TASK DIRECTIONS:
Copy out every record precisely.

:::

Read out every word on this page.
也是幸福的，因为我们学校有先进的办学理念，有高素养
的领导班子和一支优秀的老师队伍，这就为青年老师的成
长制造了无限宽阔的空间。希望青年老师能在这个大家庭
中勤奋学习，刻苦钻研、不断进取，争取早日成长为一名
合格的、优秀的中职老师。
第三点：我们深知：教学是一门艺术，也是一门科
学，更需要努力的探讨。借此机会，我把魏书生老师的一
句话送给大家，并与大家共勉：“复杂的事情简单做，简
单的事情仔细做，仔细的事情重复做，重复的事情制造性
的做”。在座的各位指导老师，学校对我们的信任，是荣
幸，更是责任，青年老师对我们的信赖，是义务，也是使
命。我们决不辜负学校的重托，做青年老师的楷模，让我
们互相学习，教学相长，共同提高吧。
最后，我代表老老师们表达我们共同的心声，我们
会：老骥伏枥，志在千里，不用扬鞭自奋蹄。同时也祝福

:::

RESULT OF THIS TASK:
Read out every word on this page.
也是幸福的，因为我们学校有先进的办学理念，有高素养
的领导班子和一支优秀的老师队伍，这就为青年老师的成
长制造了无限宽阔的空间。希望青年老师能在这个大家庭
中勤奋学习，刻苦钻研、不断进取，争取早日成长为一名
合格的、优秀的中职老师。
第三点：我们深知：教学是一门艺术，也是一门科
学，更需要努力的探讨。借此机会，我把魏书生老师的一
句话送给大家，并与大家共勉：“复杂的事情简单做，简
单的事情仔细做，仔细的事情重复做，重复的事情制造性
的做”。在座的各位指导老师，学校对我们的信任，是荣
幸，更是责任，青年老师对我们的信赖，是义务，也是使
命。我们决不辜负学校的重托，做青年老师的楷模，让我
们互相学习，教学相长，共同提高吧。
最后，我代表老老师们表达我们共同的心声，我们
会：老骥伏枥，志在千里，不用扬鞭自奋蹄。同时也祝福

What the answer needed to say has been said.